> **Problem requirements**
Show every line that has the string "content" in it.

> **Data extract**

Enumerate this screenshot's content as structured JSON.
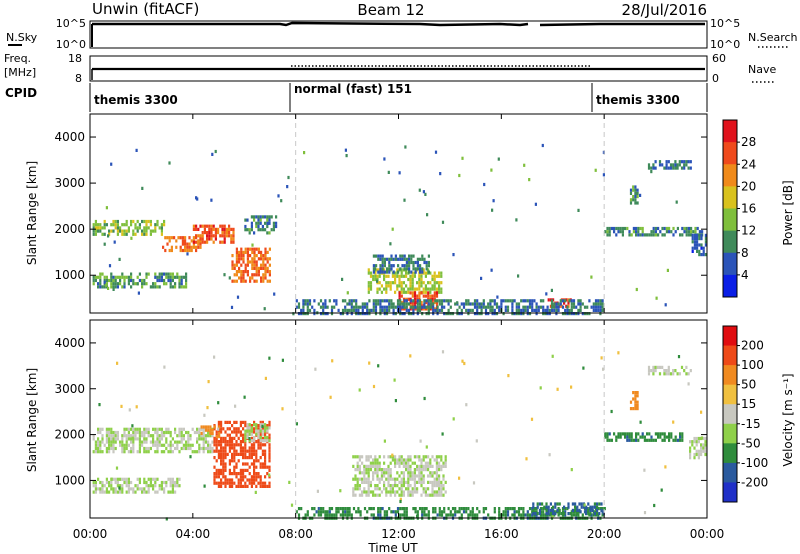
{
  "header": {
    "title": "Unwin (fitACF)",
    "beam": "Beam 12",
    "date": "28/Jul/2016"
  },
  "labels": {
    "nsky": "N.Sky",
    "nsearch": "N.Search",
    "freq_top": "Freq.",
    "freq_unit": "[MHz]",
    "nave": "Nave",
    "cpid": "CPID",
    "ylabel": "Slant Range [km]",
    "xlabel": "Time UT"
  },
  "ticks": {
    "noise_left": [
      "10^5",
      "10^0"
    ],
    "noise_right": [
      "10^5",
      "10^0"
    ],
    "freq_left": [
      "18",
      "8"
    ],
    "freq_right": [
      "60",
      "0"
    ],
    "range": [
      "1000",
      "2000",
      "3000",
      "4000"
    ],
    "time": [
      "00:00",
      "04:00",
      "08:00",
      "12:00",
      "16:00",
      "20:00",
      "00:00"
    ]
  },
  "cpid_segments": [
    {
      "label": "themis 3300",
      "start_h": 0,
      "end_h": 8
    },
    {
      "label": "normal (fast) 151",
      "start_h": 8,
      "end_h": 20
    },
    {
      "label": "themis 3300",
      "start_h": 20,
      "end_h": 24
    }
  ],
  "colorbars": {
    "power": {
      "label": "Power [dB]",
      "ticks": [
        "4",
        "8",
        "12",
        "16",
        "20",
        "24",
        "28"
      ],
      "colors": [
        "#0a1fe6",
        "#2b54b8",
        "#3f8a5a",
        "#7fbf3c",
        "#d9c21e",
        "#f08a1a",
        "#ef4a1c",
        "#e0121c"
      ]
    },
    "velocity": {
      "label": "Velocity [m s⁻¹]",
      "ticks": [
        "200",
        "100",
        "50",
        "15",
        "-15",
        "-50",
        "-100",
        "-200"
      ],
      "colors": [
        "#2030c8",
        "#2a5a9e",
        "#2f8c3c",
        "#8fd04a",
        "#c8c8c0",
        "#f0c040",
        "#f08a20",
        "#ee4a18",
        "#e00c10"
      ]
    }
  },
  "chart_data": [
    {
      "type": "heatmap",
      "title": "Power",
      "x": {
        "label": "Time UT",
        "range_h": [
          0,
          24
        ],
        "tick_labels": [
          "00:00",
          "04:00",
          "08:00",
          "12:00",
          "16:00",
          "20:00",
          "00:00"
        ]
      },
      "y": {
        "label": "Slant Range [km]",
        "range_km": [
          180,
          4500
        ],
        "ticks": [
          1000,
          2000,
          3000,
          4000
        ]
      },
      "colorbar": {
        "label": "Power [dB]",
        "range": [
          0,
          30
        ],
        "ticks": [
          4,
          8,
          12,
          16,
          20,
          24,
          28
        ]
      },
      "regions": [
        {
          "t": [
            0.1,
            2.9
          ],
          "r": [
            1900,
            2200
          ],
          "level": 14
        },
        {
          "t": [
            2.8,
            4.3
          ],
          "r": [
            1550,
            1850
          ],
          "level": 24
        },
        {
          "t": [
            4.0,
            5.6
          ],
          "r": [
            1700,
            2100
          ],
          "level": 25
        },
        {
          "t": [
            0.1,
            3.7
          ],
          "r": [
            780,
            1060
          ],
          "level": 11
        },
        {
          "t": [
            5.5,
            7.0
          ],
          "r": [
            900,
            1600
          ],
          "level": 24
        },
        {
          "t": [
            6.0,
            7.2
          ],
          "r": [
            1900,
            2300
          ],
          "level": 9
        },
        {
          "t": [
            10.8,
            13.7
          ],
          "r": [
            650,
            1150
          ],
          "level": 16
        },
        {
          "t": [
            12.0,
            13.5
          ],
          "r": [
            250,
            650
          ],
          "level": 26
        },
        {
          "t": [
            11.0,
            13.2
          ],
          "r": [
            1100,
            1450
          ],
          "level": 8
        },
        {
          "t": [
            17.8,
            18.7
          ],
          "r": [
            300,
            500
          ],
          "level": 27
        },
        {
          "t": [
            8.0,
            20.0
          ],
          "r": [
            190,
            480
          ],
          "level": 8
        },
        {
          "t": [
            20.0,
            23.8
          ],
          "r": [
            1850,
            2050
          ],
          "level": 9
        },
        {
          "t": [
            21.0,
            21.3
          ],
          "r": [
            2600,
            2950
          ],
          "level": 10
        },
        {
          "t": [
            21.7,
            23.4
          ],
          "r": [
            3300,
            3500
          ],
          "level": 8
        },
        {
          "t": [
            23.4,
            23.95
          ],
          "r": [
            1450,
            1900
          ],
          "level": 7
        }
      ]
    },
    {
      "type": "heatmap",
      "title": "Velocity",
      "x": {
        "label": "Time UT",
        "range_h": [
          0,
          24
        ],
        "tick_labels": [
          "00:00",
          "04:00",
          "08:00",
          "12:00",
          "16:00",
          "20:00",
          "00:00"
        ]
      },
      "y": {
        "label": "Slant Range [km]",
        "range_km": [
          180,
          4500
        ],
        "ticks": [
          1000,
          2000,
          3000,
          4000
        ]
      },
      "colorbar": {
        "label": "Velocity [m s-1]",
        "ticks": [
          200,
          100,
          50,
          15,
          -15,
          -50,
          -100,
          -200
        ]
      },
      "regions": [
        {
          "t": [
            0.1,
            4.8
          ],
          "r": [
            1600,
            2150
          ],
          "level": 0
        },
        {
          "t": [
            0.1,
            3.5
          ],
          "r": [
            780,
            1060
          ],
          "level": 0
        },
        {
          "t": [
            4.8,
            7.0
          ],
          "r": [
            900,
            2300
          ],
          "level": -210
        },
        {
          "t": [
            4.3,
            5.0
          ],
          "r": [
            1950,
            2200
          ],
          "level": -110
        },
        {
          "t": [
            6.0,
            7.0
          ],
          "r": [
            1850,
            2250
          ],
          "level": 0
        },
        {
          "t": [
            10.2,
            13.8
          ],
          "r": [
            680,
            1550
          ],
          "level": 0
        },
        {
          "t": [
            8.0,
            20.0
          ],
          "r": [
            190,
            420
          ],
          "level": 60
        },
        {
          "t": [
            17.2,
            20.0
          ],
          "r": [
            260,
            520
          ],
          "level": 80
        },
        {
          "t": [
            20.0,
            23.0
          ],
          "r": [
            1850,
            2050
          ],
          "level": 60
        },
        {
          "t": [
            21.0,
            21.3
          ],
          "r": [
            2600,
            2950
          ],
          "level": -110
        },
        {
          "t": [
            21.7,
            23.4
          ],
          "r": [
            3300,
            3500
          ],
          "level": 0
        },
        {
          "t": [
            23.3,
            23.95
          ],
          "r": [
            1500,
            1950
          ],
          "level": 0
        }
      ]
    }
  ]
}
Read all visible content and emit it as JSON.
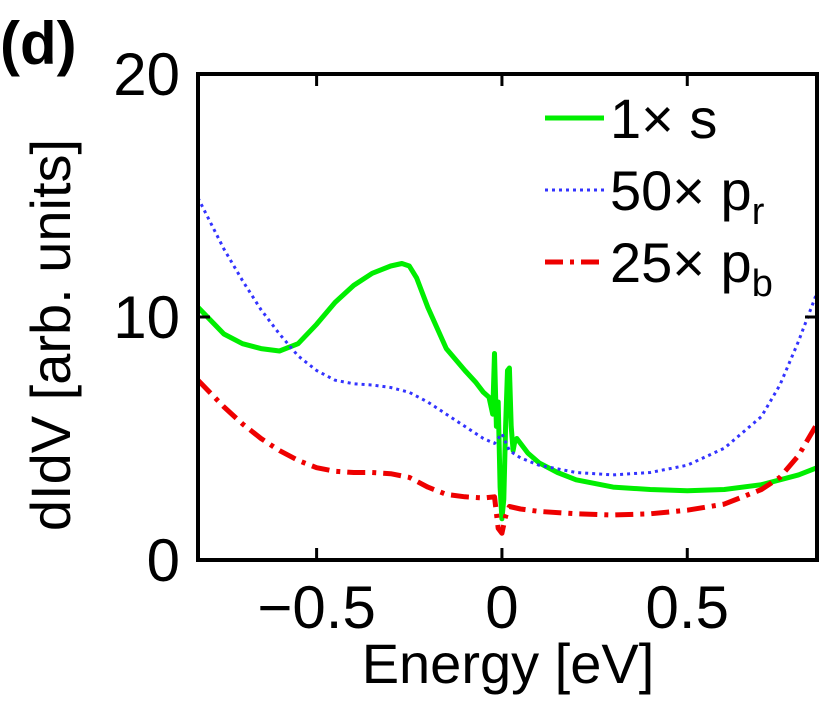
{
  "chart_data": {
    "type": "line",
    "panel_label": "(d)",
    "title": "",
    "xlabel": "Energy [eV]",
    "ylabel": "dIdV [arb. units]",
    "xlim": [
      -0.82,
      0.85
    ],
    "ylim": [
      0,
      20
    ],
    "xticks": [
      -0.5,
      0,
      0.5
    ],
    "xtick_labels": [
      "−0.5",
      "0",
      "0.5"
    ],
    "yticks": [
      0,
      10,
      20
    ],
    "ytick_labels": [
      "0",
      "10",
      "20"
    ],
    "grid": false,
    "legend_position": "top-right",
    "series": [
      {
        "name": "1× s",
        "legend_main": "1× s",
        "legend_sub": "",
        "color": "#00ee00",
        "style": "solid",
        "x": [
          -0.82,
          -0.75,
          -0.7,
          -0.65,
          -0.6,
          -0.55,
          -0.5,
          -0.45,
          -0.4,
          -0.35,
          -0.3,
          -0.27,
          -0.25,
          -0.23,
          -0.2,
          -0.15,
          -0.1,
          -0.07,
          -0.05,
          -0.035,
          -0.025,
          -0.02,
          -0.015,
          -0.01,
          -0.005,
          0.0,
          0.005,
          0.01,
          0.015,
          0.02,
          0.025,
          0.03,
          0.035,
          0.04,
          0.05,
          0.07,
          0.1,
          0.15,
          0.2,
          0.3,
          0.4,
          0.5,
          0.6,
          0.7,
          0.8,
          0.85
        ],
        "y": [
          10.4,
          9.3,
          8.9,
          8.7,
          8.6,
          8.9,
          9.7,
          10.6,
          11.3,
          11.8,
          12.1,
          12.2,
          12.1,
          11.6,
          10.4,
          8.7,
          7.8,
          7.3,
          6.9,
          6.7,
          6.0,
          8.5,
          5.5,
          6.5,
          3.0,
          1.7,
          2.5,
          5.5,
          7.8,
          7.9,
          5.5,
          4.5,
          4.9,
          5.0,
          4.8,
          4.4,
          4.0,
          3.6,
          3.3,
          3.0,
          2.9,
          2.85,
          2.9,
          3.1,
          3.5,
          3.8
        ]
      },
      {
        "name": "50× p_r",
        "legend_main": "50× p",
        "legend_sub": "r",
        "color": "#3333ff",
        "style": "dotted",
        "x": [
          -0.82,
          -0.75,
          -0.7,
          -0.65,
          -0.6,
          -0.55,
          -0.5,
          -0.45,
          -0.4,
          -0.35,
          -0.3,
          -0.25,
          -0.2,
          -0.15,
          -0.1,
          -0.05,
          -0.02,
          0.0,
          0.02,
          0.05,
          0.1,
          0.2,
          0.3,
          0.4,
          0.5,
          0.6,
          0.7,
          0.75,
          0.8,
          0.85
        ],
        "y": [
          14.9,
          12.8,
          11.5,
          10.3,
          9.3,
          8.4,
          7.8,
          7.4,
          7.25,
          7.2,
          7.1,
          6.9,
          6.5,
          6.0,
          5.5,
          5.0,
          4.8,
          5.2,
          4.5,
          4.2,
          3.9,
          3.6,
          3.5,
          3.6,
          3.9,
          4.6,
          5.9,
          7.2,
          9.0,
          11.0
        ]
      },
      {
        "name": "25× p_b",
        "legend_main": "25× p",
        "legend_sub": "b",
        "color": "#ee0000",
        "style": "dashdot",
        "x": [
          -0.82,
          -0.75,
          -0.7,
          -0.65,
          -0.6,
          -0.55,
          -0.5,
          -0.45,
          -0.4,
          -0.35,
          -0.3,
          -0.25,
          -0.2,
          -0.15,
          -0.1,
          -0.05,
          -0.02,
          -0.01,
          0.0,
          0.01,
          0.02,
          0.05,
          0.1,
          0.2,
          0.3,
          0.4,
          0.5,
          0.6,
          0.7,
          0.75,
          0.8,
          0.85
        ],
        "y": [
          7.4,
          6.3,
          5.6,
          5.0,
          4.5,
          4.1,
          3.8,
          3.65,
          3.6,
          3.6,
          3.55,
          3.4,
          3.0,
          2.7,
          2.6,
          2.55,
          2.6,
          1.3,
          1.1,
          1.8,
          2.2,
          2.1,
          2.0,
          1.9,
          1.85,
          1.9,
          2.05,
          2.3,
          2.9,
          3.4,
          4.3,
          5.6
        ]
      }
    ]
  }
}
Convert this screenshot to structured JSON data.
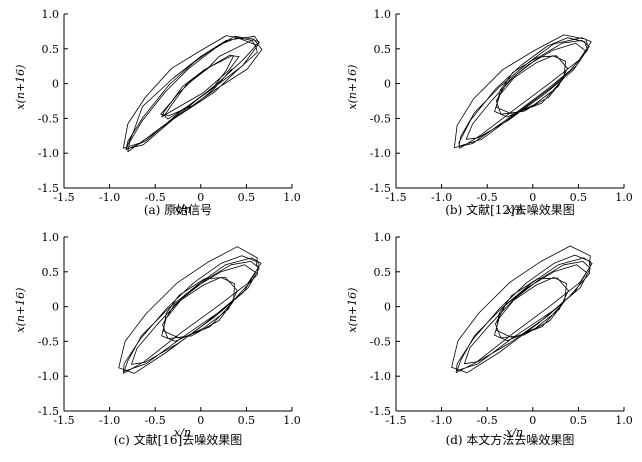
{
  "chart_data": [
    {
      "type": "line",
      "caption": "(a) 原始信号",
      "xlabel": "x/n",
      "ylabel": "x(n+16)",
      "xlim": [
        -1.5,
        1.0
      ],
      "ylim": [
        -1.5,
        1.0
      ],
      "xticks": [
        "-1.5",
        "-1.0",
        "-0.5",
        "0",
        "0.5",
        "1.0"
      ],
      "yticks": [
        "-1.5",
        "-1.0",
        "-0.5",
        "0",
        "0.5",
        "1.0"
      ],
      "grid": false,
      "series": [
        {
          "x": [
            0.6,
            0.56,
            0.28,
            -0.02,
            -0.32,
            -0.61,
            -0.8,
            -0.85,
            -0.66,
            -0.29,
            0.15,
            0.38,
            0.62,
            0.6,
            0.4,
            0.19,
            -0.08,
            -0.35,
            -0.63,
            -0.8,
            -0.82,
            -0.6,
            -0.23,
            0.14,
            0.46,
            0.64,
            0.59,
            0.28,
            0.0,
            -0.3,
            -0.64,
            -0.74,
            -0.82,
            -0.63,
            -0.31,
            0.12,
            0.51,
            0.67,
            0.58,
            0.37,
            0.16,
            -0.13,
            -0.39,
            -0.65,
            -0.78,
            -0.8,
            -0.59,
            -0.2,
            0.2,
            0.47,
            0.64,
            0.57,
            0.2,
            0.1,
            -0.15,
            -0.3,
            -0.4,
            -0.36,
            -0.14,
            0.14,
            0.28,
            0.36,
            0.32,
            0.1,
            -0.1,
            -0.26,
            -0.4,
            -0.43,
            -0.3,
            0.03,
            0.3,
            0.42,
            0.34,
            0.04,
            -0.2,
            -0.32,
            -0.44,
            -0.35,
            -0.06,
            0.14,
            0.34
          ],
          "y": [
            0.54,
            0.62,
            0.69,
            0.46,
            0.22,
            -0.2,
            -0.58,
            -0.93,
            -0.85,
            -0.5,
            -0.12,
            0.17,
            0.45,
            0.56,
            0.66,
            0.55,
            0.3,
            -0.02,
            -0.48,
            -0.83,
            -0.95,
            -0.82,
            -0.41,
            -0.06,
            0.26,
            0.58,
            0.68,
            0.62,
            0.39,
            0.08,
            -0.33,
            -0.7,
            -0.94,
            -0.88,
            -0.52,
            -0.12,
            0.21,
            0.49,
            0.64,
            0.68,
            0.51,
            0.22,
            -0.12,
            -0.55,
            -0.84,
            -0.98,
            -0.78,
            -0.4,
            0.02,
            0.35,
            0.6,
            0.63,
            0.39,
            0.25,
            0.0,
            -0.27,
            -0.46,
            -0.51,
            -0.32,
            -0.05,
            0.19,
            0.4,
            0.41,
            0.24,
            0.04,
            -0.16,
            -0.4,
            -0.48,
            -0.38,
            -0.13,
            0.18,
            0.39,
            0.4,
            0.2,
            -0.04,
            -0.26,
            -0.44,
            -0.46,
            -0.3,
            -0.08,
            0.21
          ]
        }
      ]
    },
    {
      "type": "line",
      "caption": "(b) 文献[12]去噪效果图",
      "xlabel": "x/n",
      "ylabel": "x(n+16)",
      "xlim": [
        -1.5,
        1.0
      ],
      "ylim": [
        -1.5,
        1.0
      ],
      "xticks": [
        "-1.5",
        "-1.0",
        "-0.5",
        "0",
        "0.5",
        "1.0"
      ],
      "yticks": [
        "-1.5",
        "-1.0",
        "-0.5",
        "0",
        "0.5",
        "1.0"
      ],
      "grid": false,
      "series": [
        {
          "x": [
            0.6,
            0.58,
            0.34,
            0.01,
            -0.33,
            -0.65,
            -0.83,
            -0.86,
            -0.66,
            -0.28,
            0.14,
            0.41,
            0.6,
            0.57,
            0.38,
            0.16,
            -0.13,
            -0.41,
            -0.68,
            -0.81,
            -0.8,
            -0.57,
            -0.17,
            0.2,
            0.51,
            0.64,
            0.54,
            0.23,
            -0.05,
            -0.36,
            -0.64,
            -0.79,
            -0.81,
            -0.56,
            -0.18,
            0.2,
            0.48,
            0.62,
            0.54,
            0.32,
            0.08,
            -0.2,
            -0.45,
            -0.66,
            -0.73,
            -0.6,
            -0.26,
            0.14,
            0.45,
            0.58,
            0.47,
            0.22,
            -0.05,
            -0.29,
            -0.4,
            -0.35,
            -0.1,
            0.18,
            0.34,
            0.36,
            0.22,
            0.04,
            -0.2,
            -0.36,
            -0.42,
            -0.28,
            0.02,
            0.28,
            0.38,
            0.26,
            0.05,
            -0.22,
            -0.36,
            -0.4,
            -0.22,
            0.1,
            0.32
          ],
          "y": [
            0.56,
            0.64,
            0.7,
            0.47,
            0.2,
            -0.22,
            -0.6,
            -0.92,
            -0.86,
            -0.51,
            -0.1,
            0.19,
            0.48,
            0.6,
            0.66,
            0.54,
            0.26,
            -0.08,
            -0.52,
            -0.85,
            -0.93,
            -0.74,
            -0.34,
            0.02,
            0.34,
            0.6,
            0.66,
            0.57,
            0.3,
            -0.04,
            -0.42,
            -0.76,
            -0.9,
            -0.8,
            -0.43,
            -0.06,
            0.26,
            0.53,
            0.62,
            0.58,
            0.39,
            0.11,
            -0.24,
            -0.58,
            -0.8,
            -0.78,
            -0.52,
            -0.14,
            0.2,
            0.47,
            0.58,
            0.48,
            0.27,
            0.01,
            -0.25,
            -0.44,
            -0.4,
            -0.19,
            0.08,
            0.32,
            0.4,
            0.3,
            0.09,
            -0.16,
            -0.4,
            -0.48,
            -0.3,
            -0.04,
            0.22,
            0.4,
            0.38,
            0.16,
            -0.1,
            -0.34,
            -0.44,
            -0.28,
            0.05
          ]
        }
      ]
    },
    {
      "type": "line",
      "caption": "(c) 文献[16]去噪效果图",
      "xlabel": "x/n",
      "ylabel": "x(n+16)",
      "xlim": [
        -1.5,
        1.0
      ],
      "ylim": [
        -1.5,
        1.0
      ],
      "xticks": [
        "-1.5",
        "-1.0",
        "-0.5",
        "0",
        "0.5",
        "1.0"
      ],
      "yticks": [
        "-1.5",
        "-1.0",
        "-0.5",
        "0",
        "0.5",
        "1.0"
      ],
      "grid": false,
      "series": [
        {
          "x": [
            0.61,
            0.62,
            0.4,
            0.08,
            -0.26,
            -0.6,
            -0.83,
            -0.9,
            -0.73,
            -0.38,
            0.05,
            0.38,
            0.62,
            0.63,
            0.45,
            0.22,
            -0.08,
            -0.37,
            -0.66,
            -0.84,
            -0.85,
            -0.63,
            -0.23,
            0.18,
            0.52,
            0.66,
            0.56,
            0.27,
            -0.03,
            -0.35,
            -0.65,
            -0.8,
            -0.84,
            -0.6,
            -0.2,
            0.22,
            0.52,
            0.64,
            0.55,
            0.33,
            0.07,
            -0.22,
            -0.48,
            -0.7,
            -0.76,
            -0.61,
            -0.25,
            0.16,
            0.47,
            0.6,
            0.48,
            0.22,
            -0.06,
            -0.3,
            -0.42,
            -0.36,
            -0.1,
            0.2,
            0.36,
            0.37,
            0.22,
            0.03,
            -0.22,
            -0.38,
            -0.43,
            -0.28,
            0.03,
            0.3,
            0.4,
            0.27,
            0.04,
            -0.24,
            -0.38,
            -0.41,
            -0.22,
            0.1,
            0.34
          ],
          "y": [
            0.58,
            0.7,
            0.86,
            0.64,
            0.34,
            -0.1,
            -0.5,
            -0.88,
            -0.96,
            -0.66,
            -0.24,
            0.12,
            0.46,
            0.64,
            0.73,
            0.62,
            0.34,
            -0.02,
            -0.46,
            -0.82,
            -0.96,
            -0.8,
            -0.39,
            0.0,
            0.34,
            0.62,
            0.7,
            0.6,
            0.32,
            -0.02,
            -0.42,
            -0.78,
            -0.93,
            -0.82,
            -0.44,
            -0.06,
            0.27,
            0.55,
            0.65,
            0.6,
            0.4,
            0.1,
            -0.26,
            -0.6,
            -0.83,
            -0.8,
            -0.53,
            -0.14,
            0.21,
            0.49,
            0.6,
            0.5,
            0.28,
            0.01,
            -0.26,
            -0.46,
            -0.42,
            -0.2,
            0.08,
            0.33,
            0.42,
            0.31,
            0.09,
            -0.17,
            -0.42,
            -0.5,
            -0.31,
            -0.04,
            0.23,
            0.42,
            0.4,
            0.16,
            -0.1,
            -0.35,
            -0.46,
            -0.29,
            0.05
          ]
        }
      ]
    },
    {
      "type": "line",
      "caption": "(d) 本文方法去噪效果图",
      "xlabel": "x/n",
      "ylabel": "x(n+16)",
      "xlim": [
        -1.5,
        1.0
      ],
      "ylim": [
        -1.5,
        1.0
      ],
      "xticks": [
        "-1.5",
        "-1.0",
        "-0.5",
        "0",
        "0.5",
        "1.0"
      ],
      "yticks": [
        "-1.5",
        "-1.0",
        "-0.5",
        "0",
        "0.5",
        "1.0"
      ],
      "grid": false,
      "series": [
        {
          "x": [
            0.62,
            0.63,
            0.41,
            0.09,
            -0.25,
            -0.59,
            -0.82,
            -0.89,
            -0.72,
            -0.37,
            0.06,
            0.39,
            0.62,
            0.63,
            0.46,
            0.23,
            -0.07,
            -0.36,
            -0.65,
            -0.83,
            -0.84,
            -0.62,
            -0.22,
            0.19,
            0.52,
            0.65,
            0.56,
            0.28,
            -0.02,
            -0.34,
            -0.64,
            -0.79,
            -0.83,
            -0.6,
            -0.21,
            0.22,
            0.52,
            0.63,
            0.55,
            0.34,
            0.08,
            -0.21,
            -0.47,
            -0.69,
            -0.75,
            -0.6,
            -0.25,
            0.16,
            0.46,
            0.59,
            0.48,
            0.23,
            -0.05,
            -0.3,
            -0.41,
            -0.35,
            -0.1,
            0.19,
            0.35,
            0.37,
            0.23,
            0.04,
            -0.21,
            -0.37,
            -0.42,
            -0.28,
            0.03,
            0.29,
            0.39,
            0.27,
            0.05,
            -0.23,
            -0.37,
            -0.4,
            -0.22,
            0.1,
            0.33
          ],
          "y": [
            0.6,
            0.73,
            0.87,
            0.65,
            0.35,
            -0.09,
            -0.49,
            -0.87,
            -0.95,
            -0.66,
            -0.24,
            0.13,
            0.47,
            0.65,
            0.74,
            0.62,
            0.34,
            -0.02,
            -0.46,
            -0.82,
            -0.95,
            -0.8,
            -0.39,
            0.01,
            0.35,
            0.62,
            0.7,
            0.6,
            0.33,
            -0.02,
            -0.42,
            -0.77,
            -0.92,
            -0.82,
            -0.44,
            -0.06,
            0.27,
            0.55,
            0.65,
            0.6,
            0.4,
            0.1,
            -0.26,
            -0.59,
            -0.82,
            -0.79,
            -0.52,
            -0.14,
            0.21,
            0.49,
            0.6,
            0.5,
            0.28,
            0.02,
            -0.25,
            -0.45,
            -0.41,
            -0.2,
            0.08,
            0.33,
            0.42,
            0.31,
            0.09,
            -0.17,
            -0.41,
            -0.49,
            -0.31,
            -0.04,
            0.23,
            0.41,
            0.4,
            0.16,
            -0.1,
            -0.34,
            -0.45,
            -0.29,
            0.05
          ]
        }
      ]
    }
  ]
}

> **Solution to this task**
Enumerate this screenshot's content as structured JSON.
Read all visible content and emit it as JSON.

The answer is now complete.